Work to do: Gather every line holding the string "Teologi".

Record extracts:
***
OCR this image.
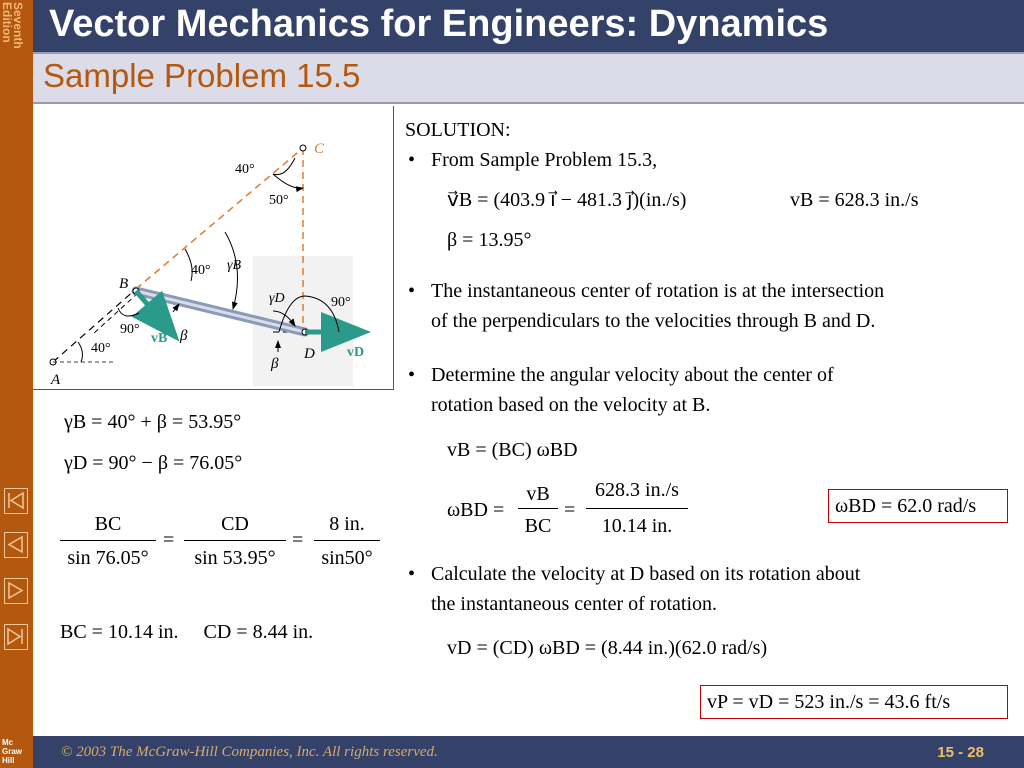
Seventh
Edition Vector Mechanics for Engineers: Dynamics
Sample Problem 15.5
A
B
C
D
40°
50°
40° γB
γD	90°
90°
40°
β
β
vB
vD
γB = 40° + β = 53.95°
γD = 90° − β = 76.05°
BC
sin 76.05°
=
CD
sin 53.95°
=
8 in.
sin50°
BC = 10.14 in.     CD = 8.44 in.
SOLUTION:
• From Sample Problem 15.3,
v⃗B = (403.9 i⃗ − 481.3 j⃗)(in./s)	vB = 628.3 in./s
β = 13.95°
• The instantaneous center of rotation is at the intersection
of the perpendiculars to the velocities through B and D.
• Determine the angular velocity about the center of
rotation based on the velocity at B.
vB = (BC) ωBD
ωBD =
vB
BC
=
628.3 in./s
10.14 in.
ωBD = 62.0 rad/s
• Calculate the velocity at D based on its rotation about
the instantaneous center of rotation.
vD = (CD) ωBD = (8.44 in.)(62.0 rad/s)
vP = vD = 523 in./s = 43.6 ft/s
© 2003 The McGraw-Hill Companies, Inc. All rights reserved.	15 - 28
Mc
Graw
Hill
***
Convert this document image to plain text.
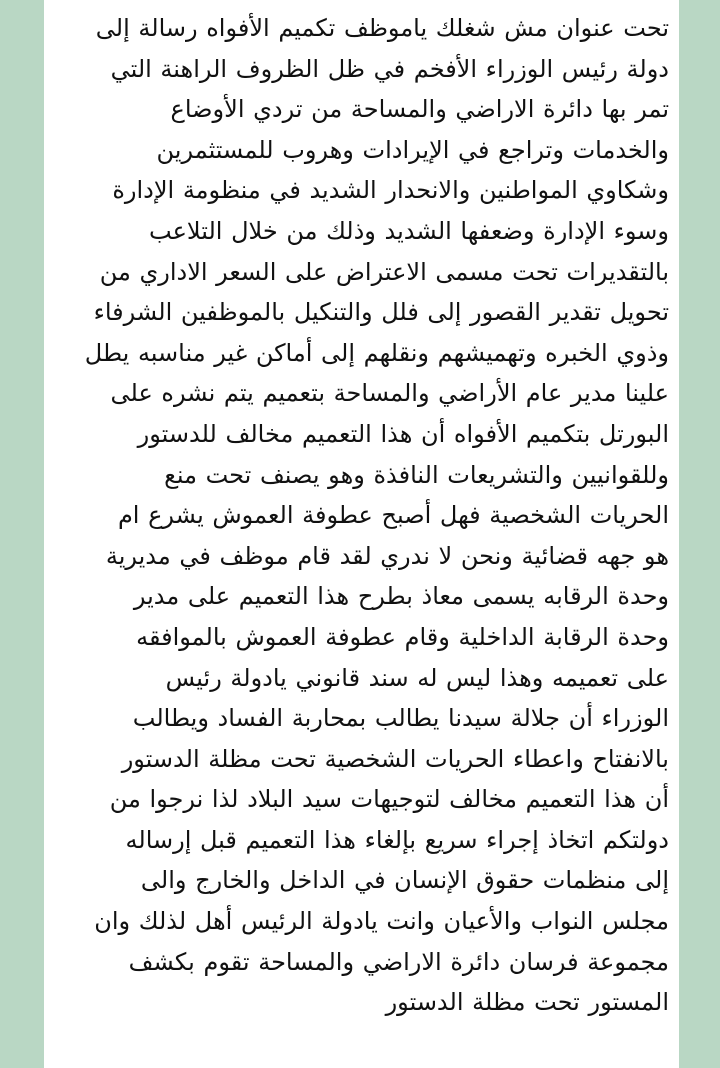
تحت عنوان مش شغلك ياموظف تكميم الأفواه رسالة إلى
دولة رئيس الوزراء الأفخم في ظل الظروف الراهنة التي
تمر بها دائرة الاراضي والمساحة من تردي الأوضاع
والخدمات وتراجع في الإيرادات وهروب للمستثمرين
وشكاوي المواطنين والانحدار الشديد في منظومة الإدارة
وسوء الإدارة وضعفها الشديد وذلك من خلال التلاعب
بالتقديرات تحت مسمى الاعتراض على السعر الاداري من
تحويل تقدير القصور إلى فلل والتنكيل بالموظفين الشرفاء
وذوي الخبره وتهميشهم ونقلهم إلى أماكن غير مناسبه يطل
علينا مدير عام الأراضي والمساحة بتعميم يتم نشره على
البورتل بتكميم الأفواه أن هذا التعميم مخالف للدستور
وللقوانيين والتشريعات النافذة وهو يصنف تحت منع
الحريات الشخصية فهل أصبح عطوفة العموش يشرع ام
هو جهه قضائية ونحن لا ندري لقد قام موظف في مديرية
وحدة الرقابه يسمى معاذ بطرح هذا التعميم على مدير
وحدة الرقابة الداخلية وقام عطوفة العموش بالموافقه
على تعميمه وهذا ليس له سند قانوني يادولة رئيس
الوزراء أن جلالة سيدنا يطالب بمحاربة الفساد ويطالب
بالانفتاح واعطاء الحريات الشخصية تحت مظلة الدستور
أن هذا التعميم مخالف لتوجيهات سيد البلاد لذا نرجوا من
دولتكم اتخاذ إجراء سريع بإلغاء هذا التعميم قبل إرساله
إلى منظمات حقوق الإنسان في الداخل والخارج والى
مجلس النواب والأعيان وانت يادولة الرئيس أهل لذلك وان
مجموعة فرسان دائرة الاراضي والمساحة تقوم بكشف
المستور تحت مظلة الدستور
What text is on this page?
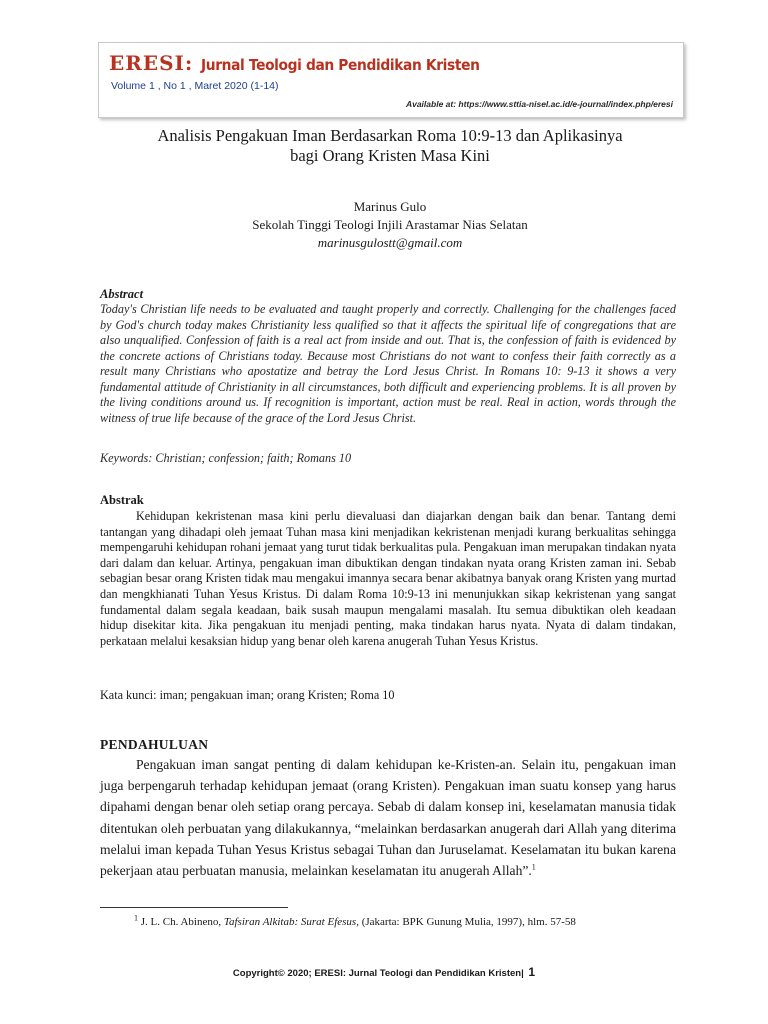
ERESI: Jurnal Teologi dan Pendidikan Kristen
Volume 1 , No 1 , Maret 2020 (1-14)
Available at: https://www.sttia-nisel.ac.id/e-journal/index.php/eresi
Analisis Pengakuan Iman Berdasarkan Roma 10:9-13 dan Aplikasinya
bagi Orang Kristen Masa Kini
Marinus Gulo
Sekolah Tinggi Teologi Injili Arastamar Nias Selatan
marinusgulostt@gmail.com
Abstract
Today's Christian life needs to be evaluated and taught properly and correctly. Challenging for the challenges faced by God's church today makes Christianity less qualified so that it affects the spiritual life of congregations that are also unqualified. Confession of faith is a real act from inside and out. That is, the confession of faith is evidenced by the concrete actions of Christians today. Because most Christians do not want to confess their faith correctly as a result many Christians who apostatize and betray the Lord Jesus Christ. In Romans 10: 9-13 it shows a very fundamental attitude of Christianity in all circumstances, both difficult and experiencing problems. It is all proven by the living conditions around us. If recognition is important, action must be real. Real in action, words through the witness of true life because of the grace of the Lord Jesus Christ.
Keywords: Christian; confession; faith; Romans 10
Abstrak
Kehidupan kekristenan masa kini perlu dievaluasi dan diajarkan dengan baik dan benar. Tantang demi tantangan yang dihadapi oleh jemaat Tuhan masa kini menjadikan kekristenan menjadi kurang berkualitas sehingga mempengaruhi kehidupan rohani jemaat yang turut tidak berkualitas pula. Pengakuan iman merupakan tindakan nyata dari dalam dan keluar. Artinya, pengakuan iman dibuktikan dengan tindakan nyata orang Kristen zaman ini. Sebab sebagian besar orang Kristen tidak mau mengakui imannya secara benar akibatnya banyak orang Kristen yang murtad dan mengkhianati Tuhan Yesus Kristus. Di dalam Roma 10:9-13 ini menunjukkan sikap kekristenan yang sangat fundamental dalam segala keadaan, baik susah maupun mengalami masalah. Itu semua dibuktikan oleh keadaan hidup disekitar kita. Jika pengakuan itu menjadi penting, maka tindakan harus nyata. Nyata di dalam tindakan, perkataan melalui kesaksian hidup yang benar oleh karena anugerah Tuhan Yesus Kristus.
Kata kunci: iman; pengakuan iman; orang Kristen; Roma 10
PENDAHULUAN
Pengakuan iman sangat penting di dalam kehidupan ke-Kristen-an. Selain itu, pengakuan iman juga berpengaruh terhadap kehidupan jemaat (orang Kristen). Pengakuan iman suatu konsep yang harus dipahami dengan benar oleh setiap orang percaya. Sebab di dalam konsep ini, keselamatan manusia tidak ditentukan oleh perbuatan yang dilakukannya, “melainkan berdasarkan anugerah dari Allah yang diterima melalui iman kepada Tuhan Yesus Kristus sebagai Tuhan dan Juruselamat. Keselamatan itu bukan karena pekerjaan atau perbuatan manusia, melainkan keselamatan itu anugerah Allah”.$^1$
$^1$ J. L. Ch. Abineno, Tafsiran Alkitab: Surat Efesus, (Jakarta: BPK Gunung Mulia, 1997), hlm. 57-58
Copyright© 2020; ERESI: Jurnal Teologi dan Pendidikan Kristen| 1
***
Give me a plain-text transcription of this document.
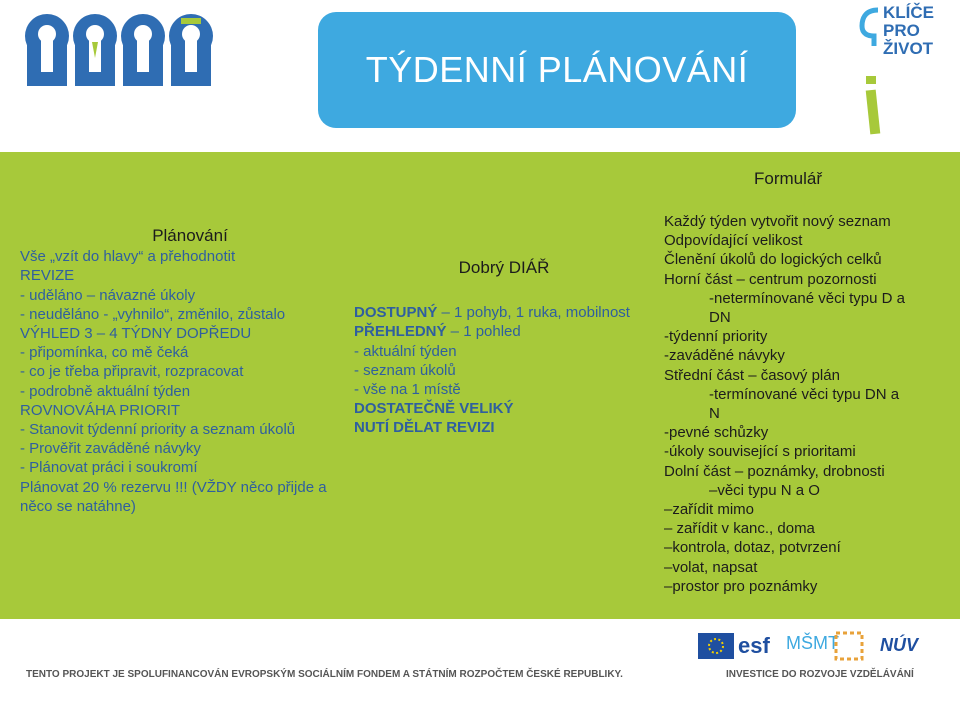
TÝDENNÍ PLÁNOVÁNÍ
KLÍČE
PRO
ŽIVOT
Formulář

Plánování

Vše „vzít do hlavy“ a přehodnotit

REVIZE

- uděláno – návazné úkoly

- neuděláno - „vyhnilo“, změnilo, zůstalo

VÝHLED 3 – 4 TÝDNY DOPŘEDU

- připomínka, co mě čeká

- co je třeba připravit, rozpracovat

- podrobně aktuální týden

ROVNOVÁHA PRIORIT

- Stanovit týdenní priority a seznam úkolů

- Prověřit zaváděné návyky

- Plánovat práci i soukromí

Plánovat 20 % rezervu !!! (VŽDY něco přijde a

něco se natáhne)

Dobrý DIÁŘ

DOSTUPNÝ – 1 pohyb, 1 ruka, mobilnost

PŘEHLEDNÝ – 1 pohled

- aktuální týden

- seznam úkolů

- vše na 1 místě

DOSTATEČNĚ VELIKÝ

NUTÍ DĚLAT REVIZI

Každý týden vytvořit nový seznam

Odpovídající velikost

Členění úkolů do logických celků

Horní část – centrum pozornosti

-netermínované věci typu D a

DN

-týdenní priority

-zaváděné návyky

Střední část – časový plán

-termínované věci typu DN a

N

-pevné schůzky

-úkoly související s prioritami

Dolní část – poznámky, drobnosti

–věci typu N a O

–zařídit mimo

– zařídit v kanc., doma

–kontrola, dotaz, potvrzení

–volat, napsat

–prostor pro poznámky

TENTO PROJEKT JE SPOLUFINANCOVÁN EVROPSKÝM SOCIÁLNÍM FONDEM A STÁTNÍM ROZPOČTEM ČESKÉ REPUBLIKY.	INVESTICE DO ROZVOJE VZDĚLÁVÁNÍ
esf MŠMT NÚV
***
Output of the exercise:
ERESI: Jurnal Teologi dan Pendidikan Kristen
Sekolah Tinggi Teologi Injili Arastamar Nias Selatan
Copyright© 2020; ERESI: Jurnal Teologi dan Pendidikan Kristen| 1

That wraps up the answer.